- _Written request_:
Return the records exactly as they are.
┌────────
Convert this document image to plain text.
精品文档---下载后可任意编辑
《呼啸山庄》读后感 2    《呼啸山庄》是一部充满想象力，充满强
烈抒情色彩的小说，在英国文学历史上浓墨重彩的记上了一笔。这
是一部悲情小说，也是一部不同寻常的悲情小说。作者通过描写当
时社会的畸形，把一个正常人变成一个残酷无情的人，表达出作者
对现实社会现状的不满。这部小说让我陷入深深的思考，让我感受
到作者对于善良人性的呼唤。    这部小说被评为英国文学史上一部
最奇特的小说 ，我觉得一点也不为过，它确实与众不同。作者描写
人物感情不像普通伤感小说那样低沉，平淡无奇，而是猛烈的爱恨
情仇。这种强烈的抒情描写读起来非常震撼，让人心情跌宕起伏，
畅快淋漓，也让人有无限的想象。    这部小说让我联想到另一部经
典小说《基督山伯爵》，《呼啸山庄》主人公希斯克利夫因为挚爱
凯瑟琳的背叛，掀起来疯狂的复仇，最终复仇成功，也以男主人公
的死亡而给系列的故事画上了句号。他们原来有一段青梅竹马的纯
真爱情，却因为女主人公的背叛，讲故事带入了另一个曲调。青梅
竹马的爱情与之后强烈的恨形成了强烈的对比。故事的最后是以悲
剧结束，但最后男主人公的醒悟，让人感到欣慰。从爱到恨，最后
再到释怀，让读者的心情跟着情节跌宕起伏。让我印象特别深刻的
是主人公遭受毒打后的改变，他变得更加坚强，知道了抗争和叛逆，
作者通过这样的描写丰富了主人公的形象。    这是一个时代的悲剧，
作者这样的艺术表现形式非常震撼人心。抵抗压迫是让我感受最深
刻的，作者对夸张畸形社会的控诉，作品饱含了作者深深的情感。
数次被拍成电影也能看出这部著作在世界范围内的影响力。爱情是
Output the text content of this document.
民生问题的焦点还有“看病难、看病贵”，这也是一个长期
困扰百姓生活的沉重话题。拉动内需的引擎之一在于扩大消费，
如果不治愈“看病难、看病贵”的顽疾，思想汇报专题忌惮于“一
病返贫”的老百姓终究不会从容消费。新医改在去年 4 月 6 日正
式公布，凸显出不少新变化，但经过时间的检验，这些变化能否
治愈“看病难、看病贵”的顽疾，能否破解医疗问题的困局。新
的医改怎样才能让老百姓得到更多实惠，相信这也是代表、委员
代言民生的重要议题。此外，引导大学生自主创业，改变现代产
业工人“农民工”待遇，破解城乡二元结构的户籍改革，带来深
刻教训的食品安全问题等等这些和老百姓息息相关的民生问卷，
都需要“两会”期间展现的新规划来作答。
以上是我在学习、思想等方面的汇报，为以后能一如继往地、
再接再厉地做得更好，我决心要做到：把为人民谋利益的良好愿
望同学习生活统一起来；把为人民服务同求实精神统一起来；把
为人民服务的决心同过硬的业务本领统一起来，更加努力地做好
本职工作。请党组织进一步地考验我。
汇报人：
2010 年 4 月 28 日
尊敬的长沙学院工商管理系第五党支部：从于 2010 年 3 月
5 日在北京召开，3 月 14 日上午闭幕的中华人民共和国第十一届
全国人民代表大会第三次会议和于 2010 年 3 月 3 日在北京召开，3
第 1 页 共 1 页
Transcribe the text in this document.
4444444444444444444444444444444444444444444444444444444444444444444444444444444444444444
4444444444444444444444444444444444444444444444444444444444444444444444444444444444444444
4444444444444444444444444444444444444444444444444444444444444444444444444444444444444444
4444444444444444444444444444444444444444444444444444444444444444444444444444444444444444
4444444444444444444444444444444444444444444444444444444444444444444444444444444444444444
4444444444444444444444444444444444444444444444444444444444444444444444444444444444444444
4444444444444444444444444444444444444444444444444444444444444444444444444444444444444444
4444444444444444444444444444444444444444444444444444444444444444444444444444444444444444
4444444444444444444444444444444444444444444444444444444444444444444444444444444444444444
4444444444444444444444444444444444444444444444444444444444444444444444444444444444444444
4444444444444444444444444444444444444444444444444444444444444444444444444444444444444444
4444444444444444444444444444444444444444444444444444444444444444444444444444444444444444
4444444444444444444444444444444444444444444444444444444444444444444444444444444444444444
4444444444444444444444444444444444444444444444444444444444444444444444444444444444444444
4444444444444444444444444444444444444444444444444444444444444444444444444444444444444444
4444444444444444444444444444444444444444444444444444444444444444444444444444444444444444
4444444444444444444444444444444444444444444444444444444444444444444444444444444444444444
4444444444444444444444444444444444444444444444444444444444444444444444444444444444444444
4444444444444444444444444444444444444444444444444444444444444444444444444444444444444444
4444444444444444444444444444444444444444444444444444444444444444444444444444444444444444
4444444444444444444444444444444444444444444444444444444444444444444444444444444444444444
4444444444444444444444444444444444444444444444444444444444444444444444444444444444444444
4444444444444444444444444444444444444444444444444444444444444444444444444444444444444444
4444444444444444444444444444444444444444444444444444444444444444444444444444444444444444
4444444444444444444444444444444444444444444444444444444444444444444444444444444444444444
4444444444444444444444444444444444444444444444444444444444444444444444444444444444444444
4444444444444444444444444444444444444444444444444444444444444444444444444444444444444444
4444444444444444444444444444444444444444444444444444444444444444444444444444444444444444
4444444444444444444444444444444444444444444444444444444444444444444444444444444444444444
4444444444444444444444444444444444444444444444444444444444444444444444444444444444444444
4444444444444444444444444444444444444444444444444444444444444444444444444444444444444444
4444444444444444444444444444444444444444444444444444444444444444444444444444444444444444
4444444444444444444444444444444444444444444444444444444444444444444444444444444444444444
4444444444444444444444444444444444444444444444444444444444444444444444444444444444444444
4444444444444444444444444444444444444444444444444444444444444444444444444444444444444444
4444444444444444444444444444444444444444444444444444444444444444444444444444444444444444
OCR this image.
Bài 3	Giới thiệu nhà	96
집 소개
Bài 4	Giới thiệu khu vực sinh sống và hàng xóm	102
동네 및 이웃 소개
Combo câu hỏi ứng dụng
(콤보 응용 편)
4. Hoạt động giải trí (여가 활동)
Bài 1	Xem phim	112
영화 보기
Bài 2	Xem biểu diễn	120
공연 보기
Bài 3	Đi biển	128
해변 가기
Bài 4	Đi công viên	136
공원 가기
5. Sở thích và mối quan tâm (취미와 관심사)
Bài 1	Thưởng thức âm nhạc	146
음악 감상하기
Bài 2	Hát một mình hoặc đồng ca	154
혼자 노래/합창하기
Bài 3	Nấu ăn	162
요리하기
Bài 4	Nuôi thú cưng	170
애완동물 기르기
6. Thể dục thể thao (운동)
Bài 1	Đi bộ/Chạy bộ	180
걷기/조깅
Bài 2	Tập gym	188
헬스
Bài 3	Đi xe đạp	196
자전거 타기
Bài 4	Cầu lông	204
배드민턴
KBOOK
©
└────────
- _Expected output_:
Convert this document image to plain text.
精品文档---下载后可任意编辑
《呼啸山庄》读后感 2    《呼啸山庄》是一部充满想象力，充满强
烈抒情色彩的小说，在英国文学历史上浓墨重彩的记上了一笔。这
是一部悲情小说，也是一部不同寻常的悲情小说。作者通过描写当
时社会的畸形，把一个正常人变成一个残酷无情的人，表达出作者
对现实社会现状的不满。这部小说让我陷入深深的思考，让我感受
到作者对于善良人性的呼唤。    这部小说被评为英国文学史上一部
最奇特的小说 ，我觉得一点也不为过，它确实与众不同。作者描写
人物感情不像普通伤感小说那样低沉，平淡无奇，而是猛烈的爱恨
情仇。这种强烈的抒情描写读起来非常震撼，让人心情跌宕起伏，
畅快淋漓，也让人有无限的想象。    这部小说让我联想到另一部经
典小说《基督山伯爵》，《呼啸山庄》主人公希斯克利夫因为挚爱
凯瑟琳的背叛，掀起来疯狂的复仇，最终复仇成功，也以男主人公
的死亡而给系列的故事画上了句号。他们原来有一段青梅竹马的纯
真爱情，却因为女主人公的背叛，讲故事带入了另一个曲调。青梅
竹马的爱情与之后强烈的恨形成了强烈的对比。故事的最后是以悲
剧结束，但最后男主人公的醒悟，让人感到欣慰。从爱到恨，最后
再到释怀，让读者的心情跟着情节跌宕起伏。让我印象特别深刻的
是主人公遭受毒打后的改变，他变得更加坚强，知道了抗争和叛逆，
作者通过这样的描写丰富了主人公的形象。    这是一个时代的悲剧，
作者这样的艺术表现形式非常震撼人心。抵抗压迫是让我感受最深
刻的，作者对夸张畸形社会的控诉，作品饱含了作者深深的情感。
数次被拍成电影也能看出这部著作在世界范围内的影响力。爱情是
Output the text content of this document.
民生问题的焦点还有“看病难、看病贵”，这也是一个长期
困扰百姓生活的沉重话题。拉动内需的引擎之一在于扩大消费，
如果不治愈“看病难、看病贵”的顽疾，思想汇报专题忌惮于“一
病返贫”的老百姓终究不会从容消费。新医改在去年 4 月 6 日正
式公布，凸显出不少新变化，但经过时间的检验，这些变化能否
治愈“看病难、看病贵”的顽疾，能否破解医疗问题的困局。新
的医改怎样才能让老百姓得到更多实惠，相信这也是代表、委员
代言民生的重要议题。此外，引导大学生自主创业，改变现代产
业工人“农民工”待遇，破解城乡二元结构的户籍改革，带来深
刻教训的食品安全问题等等这些和老百姓息息相关的民生问卷，
都需要“两会”期间展现的新规划来作答。
以上是我在学习、思想等方面的汇报，为以后能一如继往地、
再接再厉地做得更好，我决心要做到：把为人民谋利益的良好愿
望同学习生活统一起来；把为人民服务同求实精神统一起来；把
为人民服务的决心同过硬的业务本领统一起来，更加努力地做好
本职工作。请党组织进一步地考验我。
汇报人：
2010 年 4 月 28 日
尊敬的长沙学院工商管理系第五党支部：从于 2010 年 3 月
5 日在北京召开，3 月 14 日上午闭幕的中华人民共和国第十一届
全国人民代表大会第三次会议和于 2010 年 3 月 3 日在北京召开，3
第 1 页 共 1 页
Transcribe the text in this document.
4444444444444444444444444444444444444444444444444444444444444444444444444444444444444444
4444444444444444444444444444444444444444444444444444444444444444444444444444444444444444
4444444444444444444444444444444444444444444444444444444444444444444444444444444444444444
4444444444444444444444444444444444444444444444444444444444444444444444444444444444444444
4444444444444444444444444444444444444444444444444444444444444444444444444444444444444444
4444444444444444444444444444444444444444444444444444444444444444444444444444444444444444
4444444444444444444444444444444444444444444444444444444444444444444444444444444444444444
4444444444444444444444444444444444444444444444444444444444444444444444444444444444444444
4444444444444444444444444444444444444444444444444444444444444444444444444444444444444444
4444444444444444444444444444444444444444444444444444444444444444444444444444444444444444
4444444444444444444444444444444444444444444444444444444444444444444444444444444444444444
4444444444444444444444444444444444444444444444444444444444444444444444444444444444444444
4444444444444444444444444444444444444444444444444444444444444444444444444444444444444444
4444444444444444444444444444444444444444444444444444444444444444444444444444444444444444
4444444444444444444444444444444444444444444444444444444444444444444444444444444444444444
4444444444444444444444444444444444444444444444444444444444444444444444444444444444444444
4444444444444444444444444444444444444444444444444444444444444444444444444444444444444444
4444444444444444444444444444444444444444444444444444444444444444444444444444444444444444
4444444444444444444444444444444444444444444444444444444444444444444444444444444444444444
4444444444444444444444444444444444444444444444444444444444444444444444444444444444444444
4444444444444444444444444444444444444444444444444444444444444444444444444444444444444444
4444444444444444444444444444444444444444444444444444444444444444444444444444444444444444
4444444444444444444444444444444444444444444444444444444444444444444444444444444444444444
4444444444444444444444444444444444444444444444444444444444444444444444444444444444444444
4444444444444444444444444444444444444444444444444444444444444444444444444444444444444444
4444444444444444444444444444444444444444444444444444444444444444444444444444444444444444
4444444444444444444444444444444444444444444444444444444444444444444444444444444444444444
4444444444444444444444444444444444444444444444444444444444444444444444444444444444444444
4444444444444444444444444444444444444444444444444444444444444444444444444444444444444444
4444444444444444444444444444444444444444444444444444444444444444444444444444444444444444
4444444444444444444444444444444444444444444444444444444444444444444444444444444444444444
4444444444444444444444444444444444444444444444444444444444444444444444444444444444444444
4444444444444444444444444444444444444444444444444444444444444444444444444444444444444444
4444444444444444444444444444444444444444444444444444444444444444444444444444444444444444
4444444444444444444444444444444444444444444444444444444444444444444444444444444444444444
4444444444444444444444444444444444444444444444444444444444444444444444444444444444444444
OCR this image.
Bài 3	Giới thiệu nhà	96
집 소개
Bài 4	Giới thiệu khu vực sinh sống và hàng xóm	102
동네 및 이웃 소개
Combo câu hỏi ứng dụng
(콤보 응용 편)
4. Hoạt động giải trí (여가 활동)
Bài 1	Xem phim	112
영화 보기
Bài 2	Xem biểu diễn	120
공연 보기
Bài 3	Đi biển	128
해변 가기
Bài 4	Đi công viên	136
공원 가기
5. Sở thích và mối quan tâm (취미와 관심사)
Bài 1	Thưởng thức âm nhạc	146
음악 감상하기
Bài 2	Hát một mình hoặc đồng ca	154
혼자 노래/합창하기
Bài 3	Nấu ăn	162
요리하기
Bài 4	Nuôi thú cưng	170
애완동물 기르기
6. Thể dục thể thao (운동)
Bài 1	Đi bộ/Chạy bộ	180
걷기/조깅
Bài 2	Tập gym	188
헬스
Bài 3	Đi xe đạp	196
자전거 타기
Bài 4	Cầu lông	204
배드민턴
KBOOK
©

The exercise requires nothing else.